Short task: Retype the material below. Keep every word exactly as it is.

(Stored dataset items)
_ _ _ _ _ _ _

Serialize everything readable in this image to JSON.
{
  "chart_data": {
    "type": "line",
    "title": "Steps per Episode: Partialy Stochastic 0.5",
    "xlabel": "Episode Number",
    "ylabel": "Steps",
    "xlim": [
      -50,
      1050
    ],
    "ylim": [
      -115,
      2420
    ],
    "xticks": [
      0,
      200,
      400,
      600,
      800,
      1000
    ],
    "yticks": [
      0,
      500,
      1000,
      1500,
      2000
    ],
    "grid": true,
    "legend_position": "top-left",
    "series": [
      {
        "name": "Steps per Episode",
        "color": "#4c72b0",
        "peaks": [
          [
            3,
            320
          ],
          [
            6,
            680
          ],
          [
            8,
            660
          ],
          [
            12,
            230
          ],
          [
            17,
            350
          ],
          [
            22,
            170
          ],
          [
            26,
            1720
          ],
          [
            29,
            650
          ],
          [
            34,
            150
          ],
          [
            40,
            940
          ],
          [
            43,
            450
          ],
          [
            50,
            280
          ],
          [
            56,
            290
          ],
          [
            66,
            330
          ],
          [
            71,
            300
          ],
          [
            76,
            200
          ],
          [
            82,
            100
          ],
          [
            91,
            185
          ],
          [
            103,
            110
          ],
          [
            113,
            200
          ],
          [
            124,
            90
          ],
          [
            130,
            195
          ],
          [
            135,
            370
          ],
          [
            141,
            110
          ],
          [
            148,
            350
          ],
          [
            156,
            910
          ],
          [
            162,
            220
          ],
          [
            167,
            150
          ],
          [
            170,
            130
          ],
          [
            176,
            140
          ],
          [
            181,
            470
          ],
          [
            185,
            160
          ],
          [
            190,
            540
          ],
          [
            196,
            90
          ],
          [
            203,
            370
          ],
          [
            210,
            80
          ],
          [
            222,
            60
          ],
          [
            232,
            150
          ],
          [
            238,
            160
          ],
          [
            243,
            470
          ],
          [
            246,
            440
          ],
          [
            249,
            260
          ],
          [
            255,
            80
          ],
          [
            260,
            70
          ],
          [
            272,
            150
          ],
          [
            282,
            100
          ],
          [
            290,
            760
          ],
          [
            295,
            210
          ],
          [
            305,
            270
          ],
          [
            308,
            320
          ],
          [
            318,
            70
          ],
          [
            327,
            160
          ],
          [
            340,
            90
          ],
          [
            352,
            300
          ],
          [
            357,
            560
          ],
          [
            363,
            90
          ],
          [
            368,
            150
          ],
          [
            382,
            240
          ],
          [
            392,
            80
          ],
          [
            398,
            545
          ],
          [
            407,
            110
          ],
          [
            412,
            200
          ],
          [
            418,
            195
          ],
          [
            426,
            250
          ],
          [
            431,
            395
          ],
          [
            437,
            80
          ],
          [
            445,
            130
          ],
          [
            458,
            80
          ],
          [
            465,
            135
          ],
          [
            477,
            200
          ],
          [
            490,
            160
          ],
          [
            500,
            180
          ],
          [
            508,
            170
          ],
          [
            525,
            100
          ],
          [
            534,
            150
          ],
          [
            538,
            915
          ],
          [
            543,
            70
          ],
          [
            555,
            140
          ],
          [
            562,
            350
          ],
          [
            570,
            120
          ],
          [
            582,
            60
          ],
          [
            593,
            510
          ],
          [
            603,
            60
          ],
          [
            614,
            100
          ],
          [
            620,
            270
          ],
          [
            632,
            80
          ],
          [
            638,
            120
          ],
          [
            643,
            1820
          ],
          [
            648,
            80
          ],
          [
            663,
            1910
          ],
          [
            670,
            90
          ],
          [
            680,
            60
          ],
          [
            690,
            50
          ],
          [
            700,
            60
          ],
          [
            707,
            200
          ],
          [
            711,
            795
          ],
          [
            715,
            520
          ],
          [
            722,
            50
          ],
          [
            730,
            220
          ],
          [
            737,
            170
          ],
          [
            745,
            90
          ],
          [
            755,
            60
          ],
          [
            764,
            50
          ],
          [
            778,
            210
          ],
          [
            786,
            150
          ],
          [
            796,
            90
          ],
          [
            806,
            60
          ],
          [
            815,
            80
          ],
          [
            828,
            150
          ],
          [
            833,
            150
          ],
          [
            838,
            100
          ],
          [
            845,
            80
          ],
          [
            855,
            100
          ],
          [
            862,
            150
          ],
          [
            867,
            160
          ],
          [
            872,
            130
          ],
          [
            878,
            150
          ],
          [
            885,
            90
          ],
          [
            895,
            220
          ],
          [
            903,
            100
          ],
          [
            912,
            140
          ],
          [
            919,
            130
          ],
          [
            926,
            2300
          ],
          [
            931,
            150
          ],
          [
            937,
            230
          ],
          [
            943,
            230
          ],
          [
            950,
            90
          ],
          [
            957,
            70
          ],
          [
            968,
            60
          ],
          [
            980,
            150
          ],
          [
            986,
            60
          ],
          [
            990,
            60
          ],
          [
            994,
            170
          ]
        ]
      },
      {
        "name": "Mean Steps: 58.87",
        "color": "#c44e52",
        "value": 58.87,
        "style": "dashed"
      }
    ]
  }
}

_ _ _ _ _ _ _

Response to the task:
Serialize everything readable in this image to JSON.
{
  "chart_data": {
    "type": "line",
    "title": "Steps per Episode: Partialy Stochastic 0.5",
    "xlabel": "Episode Number",
    "ylabel": "Steps",
    "xlim": [
      -50,
      1050
    ],
    "ylim": [
      -115,
      2420
    ],
    "xticks": [
      0,
      200,
      400,
      600,
      800,
      1000
    ],
    "yticks": [
      0,
      500,
      1000,
      1500,
      2000
    ],
    "grid": true,
    "legend_position": "top-left",
    "series": [
      {
        "name": "Steps per Episode",
        "color": "#4c72b0",
        "peaks": [
          [
            3,
            320
          ],
          [
            6,
            680
          ],
          [
            8,
            660
          ],
          [
            12,
            230
          ],
          [
            17,
            350
          ],
          [
            22,
            170
          ],
          [
            26,
            1720
          ],
          [
            29,
            650
          ],
          [
            34,
            150
          ],
          [
            40,
            940
          ],
          [
            43,
            450
          ],
          [
            50,
            280
          ],
          [
            56,
            290
          ],
          [
            66,
            330
          ],
          [
            71,
            300
          ],
          [
            76,
            200
          ],
          [
            82,
            100
          ],
          [
            91,
            185
          ],
          [
            103,
            110
          ],
          [
            113,
            200
          ],
          [
            124,
            90
          ],
          [
            130,
            195
          ],
          [
            135,
            370
          ],
          [
            141,
            110
          ],
          [
            148,
            350
          ],
          [
            156,
            910
          ],
          [
            162,
            220
          ],
          [
            167,
            150
          ],
          [
            170,
            130
          ],
          [
            176,
            140
          ],
          [
            181,
            470
          ],
          [
            185,
            160
          ],
          [
            190,
            540
          ],
          [
            196,
            90
          ],
          [
            203,
            370
          ],
          [
            210,
            80
          ],
          [
            222,
            60
          ],
          [
            232,
            150
          ],
          [
            238,
            160
          ],
          [
            243,
            470
          ],
          [
            246,
            440
          ],
          [
            249,
            260
          ],
          [
            255,
            80
          ],
          [
            260,
            70
          ],
          [
            272,
            150
          ],
          [
            282,
            100
          ],
          [
            290,
            760
          ],
          [
            295,
            210
          ],
          [
            305,
            270
          ],
          [
            308,
            320
          ],
          [
            318,
            70
          ],
          [
            327,
            160
          ],
          [
            340,
            90
          ],
          [
            352,
            300
          ],
          [
            357,
            560
          ],
          [
            363,
            90
          ],
          [
            368,
            150
          ],
          [
            382,
            240
          ],
          [
            392,
            80
          ],
          [
            398,
            545
          ],
          [
            407,
            110
          ],
          [
            412,
            200
          ],
          [
            418,
            195
          ],
          [
            426,
            250
          ],
          [
            431,
            395
          ],
          [
            437,
            80
          ],
          [
            445,
            130
          ],
          [
            458,
            80
          ],
          [
            465,
            135
          ],
          [
            477,
            200
          ],
          [
            490,
            160
          ],
          [
            500,
            180
          ],
          [
            508,
            170
          ],
          [
            525,
            100
          ],
          [
            534,
            150
          ],
          [
            538,
            915
          ],
          [
            543,
            70
          ],
          [
            555,
            140
          ],
          [
            562,
            350
          ],
          [
            570,
            120
          ],
          [
            582,
            60
          ],
          [
            593,
            510
          ],
          [
            603,
            60
          ],
          [
            614,
            100
          ],
          [
            620,
            270
          ],
          [
            632,
            80
          ],
          [
            638,
            120
          ],
          [
            643,
            1820
          ],
          [
            648,
            80
          ],
          [
            663,
            1910
          ],
          [
            670,
            90
          ],
          [
            680,
            60
          ],
          [
            690,
            50
          ],
          [
            700,
            60
          ],
          [
            707,
            200
          ],
          [
            711,
            795
          ],
          [
            715,
            520
          ],
          [
            722,
            50
          ],
          [
            730,
            220
          ],
          [
            737,
            170
          ],
          [
            745,
            90
          ],
          [
            755,
            60
          ],
          [
            764,
            50
          ],
          [
            778,
            210
          ],
          [
            786,
            150
          ],
          [
            796,
            90
          ],
          [
            806,
            60
          ],
          [
            815,
            80
          ],
          [
            828,
            150
          ],
          [
            833,
            150
          ],
          [
            838,
            100
          ],
          [
            845,
            80
          ],
          [
            855,
            100
          ],
          [
            862,
            150
          ],
          [
            867,
            160
          ],
          [
            872,
            130
          ],
          [
            878,
            150
          ],
          [
            885,
            90
          ],
          [
            895,
            220
          ],
          [
            903,
            100
          ],
          [
            912,
            140
          ],
          [
            919,
            130
          ],
          [
            926,
            2300
          ],
          [
            931,
            150
          ],
          [
            937,
            230
          ],
          [
            943,
            230
          ],
          [
            950,
            90
          ],
          [
            957,
            70
          ],
          [
            968,
            60
          ],
          [
            980,
            150
          ],
          [
            986,
            60
          ],
          [
            990,
            60
          ],
          [
            994,
            170
          ]
        ]
      },
      {
        "name": "Mean Steps: 58.87",
        "color": "#c44e52",
        "value": 58.87,
        "style": "dashed"
      }
    ]
  }
}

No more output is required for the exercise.